**Your task:** Look through the lines and report how many include the word "spotřebu", giving nothing but the number.

+++++

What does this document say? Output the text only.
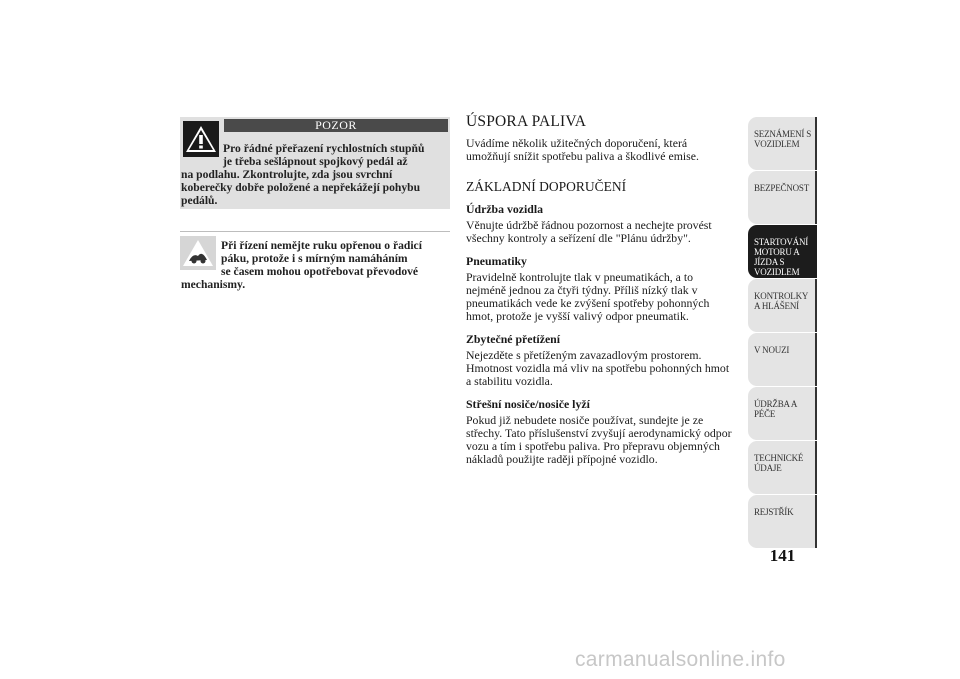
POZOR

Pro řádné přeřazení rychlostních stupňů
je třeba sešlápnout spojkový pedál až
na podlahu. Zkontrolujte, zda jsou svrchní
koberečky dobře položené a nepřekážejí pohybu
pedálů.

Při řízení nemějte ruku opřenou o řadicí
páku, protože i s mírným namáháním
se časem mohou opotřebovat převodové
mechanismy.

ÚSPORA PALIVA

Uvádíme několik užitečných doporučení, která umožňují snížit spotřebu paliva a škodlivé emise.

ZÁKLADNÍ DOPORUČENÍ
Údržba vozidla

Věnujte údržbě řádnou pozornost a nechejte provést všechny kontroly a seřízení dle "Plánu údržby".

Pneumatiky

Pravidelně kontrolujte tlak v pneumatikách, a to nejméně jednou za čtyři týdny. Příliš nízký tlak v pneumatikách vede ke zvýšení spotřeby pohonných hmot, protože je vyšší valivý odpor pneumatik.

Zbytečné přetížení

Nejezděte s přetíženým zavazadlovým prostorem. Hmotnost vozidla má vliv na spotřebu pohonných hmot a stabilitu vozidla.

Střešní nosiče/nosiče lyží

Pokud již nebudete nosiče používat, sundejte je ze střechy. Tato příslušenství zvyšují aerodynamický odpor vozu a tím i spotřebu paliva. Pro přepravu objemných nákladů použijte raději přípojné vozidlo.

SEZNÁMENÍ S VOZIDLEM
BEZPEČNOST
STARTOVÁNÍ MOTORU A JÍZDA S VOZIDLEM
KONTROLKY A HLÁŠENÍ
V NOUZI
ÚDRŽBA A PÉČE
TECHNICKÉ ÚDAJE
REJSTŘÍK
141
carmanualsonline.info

+++++

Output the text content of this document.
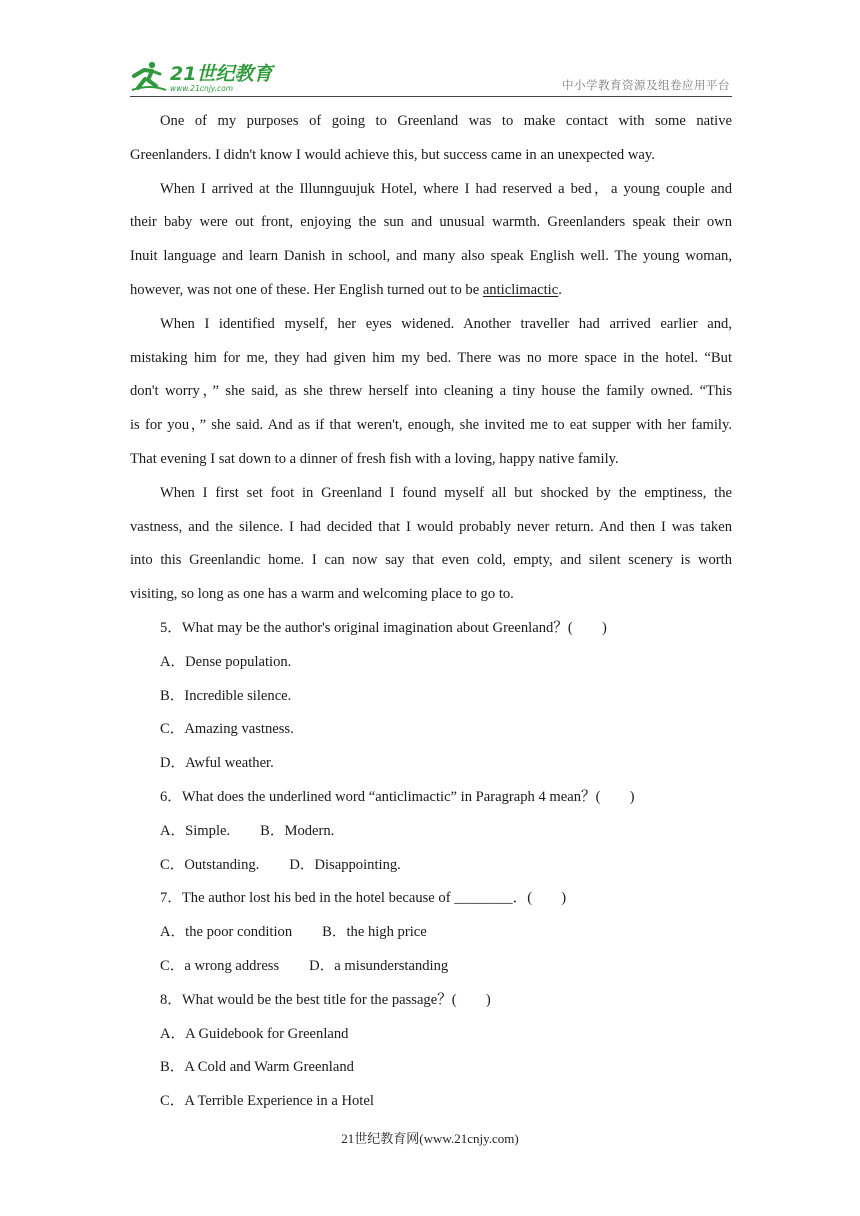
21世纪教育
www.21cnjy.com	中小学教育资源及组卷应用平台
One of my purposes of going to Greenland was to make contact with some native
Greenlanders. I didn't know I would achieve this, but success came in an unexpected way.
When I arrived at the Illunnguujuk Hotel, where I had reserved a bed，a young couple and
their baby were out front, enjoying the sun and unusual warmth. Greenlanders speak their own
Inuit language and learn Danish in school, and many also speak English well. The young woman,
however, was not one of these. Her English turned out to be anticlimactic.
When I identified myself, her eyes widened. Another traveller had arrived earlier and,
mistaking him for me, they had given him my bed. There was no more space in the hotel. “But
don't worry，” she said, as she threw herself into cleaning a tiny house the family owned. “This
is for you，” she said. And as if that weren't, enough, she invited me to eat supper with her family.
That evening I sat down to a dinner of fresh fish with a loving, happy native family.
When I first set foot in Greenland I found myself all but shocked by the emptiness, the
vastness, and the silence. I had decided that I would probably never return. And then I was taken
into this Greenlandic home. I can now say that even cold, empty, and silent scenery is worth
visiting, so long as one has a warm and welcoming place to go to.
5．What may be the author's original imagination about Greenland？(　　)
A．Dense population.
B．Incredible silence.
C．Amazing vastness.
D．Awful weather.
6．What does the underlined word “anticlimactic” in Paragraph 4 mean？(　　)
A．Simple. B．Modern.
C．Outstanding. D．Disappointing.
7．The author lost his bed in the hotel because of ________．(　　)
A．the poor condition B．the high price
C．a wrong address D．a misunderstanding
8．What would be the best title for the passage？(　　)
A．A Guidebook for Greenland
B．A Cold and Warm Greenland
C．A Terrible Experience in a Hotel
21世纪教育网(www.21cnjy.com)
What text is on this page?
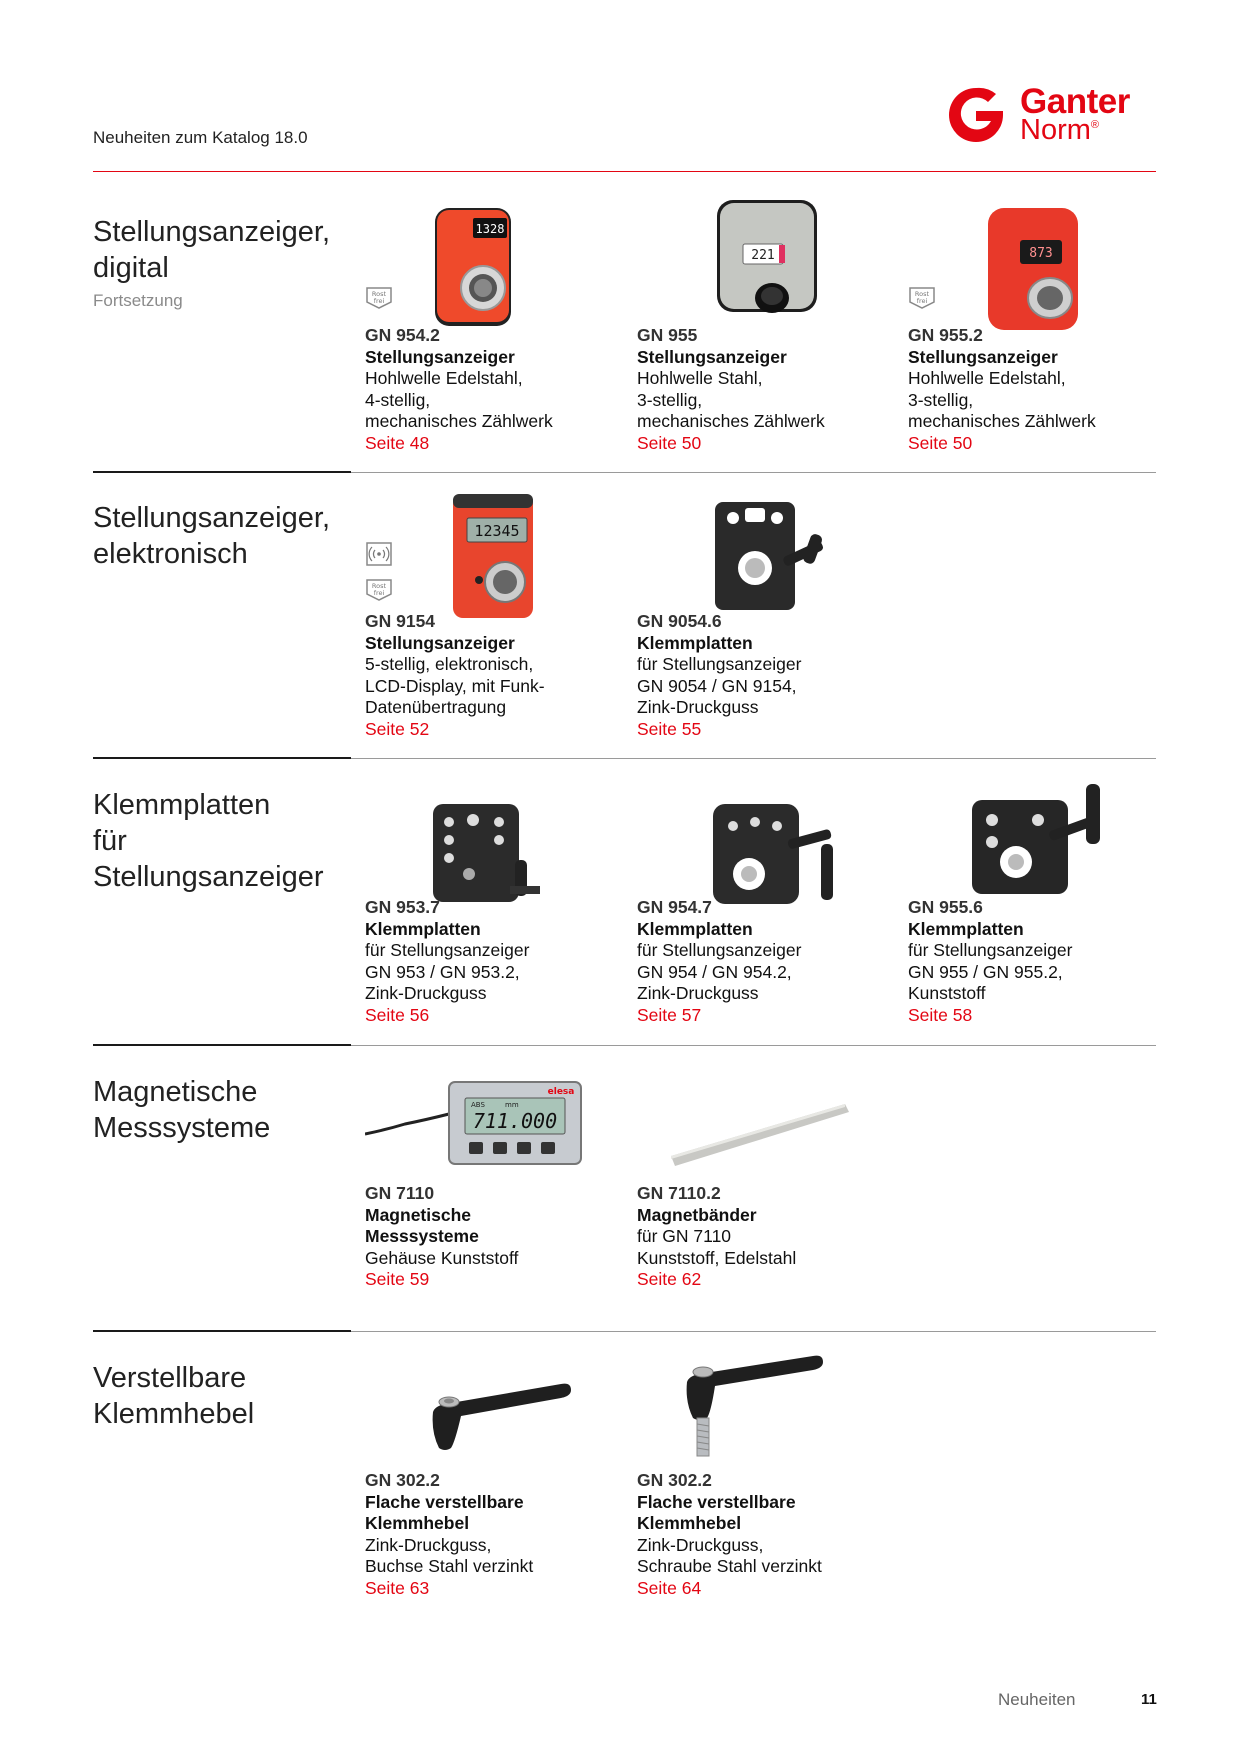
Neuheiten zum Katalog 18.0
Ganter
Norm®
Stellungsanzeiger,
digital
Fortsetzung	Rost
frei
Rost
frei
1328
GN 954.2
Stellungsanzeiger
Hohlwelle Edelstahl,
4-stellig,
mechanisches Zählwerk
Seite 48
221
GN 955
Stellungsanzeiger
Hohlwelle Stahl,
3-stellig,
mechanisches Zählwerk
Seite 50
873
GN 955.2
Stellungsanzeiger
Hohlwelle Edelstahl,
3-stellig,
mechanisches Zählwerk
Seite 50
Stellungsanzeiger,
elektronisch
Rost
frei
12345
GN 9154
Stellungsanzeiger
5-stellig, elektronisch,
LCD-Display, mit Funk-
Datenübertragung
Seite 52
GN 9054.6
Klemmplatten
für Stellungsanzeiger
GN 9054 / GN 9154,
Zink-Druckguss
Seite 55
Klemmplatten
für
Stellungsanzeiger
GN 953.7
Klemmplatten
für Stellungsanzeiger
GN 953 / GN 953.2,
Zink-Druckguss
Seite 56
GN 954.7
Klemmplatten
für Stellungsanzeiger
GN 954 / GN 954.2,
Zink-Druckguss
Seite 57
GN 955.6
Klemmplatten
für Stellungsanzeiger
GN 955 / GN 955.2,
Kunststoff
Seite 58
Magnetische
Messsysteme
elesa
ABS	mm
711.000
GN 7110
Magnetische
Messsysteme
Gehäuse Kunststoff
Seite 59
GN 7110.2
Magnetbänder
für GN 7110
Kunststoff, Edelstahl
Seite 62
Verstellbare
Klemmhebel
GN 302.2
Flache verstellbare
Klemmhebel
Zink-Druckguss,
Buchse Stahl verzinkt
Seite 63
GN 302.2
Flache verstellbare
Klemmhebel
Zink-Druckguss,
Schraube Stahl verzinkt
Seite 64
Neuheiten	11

+++++

**Exercise response:** 3